- Requirement -
Reproduce each line of the listing exactly.

Dataset items:
....

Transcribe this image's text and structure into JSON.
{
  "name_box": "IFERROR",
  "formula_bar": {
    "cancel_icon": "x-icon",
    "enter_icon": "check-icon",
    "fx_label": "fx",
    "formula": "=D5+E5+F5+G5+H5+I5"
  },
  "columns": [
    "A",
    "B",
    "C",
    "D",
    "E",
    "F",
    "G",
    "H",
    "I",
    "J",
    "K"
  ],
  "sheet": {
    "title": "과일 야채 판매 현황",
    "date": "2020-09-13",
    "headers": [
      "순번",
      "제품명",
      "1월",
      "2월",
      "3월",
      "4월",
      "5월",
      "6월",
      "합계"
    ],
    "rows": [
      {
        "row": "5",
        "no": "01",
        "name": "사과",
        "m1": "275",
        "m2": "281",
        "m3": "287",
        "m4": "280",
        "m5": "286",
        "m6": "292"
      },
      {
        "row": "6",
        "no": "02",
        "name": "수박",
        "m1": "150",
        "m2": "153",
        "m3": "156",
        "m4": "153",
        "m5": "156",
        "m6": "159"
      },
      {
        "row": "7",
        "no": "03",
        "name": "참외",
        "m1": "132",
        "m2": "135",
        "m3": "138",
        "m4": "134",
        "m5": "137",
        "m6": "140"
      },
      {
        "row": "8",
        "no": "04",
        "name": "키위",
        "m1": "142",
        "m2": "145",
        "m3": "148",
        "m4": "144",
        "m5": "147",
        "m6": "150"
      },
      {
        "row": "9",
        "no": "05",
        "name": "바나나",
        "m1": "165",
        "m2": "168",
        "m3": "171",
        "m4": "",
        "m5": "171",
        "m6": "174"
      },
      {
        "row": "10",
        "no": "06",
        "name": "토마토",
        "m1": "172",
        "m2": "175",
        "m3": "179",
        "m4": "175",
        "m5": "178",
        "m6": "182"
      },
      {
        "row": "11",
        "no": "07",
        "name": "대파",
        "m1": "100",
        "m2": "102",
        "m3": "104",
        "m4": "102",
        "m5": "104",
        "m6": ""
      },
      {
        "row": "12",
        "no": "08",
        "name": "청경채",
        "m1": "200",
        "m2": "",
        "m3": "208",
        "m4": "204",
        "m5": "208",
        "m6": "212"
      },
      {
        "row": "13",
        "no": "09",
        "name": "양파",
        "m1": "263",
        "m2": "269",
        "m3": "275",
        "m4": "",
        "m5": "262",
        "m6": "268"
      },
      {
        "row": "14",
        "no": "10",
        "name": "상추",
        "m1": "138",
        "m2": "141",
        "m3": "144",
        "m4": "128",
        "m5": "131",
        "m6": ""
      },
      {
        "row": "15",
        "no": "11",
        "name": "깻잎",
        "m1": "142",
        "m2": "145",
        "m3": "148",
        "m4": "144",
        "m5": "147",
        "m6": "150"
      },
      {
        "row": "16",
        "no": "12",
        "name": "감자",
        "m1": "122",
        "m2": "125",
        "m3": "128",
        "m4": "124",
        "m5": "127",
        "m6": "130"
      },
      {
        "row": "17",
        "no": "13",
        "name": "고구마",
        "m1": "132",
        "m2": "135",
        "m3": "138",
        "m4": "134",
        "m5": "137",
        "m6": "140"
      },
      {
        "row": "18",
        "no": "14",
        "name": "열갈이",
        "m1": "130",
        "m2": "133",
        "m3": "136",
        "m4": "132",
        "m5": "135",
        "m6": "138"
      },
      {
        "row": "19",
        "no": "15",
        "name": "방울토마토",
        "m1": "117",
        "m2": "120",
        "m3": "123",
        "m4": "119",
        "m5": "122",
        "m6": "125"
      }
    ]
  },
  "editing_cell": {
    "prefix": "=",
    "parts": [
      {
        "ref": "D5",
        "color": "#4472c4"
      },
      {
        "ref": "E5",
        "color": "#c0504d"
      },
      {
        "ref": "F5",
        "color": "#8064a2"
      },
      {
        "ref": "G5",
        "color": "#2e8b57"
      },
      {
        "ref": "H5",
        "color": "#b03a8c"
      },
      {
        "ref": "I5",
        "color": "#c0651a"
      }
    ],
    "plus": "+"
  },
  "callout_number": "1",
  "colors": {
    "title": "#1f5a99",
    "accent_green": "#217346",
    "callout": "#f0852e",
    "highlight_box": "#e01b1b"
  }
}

....

- Task output -
Transcribe this image's text and structure into JSON.
{
  "name_box": "IFERROR",
  "formula_bar": {
    "cancel_icon": "x-icon",
    "enter_icon": "check-icon",
    "fx_label": "fx",
    "formula": "=D5+E5+F5+G5+H5+I5"
  },
  "columns": [
    "A",
    "B",
    "C",
    "D",
    "E",
    "F",
    "G",
    "H",
    "I",
    "J",
    "K"
  ],
  "sheet": {
    "title": "과일 야채 판매 현황",
    "date": "2020-09-13",
    "headers": [
      "순번",
      "제품명",
      "1월",
      "2월",
      "3월",
      "4월",
      "5월",
      "6월",
      "합계"
    ],
    "rows": [
      {
        "row": "5",
        "no": "01",
        "name": "사과",
        "m1": "275",
        "m2": "281",
        "m3": "287",
        "m4": "280",
        "m5": "286",
        "m6": "292"
      },
      {
        "row": "6",
        "no": "02",
        "name": "수박",
        "m1": "150",
        "m2": "153",
        "m3": "156",
        "m4": "153",
        "m5": "156",
        "m6": "159"
      },
      {
        "row": "7",
        "no": "03",
        "name": "참외",
        "m1": "132",
        "m2": "135",
        "m3": "138",
        "m4": "134",
        "m5": "137",
        "m6": "140"
      },
      {
        "row": "8",
        "no": "04",
        "name": "키위",
        "m1": "142",
        "m2": "145",
        "m3": "148",
        "m4": "144",
        "m5": "147",
        "m6": "150"
      },
      {
        "row": "9",
        "no": "05",
        "name": "바나나",
        "m1": "165",
        "m2": "168",
        "m3": "171",
        "m4": "",
        "m5": "171",
        "m6": "174"
      },
      {
        "row": "10",
        "no": "06",
        "name": "토마토",
        "m1": "172",
        "m2": "175",
        "m3": "179",
        "m4": "175",
        "m5": "178",
        "m6": "182"
      },
      {
        "row": "11",
        "no": "07",
        "name": "대파",
        "m1": "100",
        "m2": "102",
        "m3": "104",
        "m4": "102",
        "m5": "104",
        "m6": ""
      },
      {
        "row": "12",
        "no": "08",
        "name": "청경채",
        "m1": "200",
        "m2": "",
        "m3": "208",
        "m4": "204",
        "m5": "208",
        "m6": "212"
      },
      {
        "row": "13",
        "no": "09",
        "name": "양파",
        "m1": "263",
        "m2": "269",
        "m3": "275",
        "m4": "",
        "m5": "262",
        "m6": "268"
      },
      {
        "row": "14",
        "no": "10",
        "name": "상추",
        "m1": "138",
        "m2": "141",
        "m3": "144",
        "m4": "128",
        "m5": "131",
        "m6": ""
      },
      {
        "row": "15",
        "no": "11",
        "name": "깻잎",
        "m1": "142",
        "m2": "145",
        "m3": "148",
        "m4": "144",
        "m5": "147",
        "m6": "150"
      },
      {
        "row": "16",
        "no": "12",
        "name": "감자",
        "m1": "122",
        "m2": "125",
        "m3": "128",
        "m4": "124",
        "m5": "127",
        "m6": "130"
      },
      {
        "row": "17",
        "no": "13",
        "name": "고구마",
        "m1": "132",
        "m2": "135",
        "m3": "138",
        "m4": "134",
        "m5": "137",
        "m6": "140"
      },
      {
        "row": "18",
        "no": "14",
        "name": "열갈이",
        "m1": "130",
        "m2": "133",
        "m3": "136",
        "m4": "132",
        "m5": "135",
        "m6": "138"
      },
      {
        "row": "19",
        "no": "15",
        "name": "방울토마토",
        "m1": "117",
        "m2": "120",
        "m3": "123",
        "m4": "119",
        "m5": "122",
        "m6": "125"
      }
    ]
  },
  "editing_cell": {
    "prefix": "=",
    "parts": [
      {
        "ref": "D5",
        "color": "#4472c4"
      },
      {
        "ref": "E5",
        "color": "#c0504d"
      },
      {
        "ref": "F5",
        "color": "#8064a2"
      },
      {
        "ref": "G5",
        "color": "#2e8b57"
      },
      {
        "ref": "H5",
        "color": "#b03a8c"
      },
      {
        "ref": "I5",
        "color": "#c0651a"
      }
    ],
    "plus": "+"
  },
  "callout_number": "1",
  "colors": {
    "title": "#1f5a99",
    "accent_green": "#217346",
    "callout": "#f0852e",
    "highlight_box": "#e01b1b"
  }
}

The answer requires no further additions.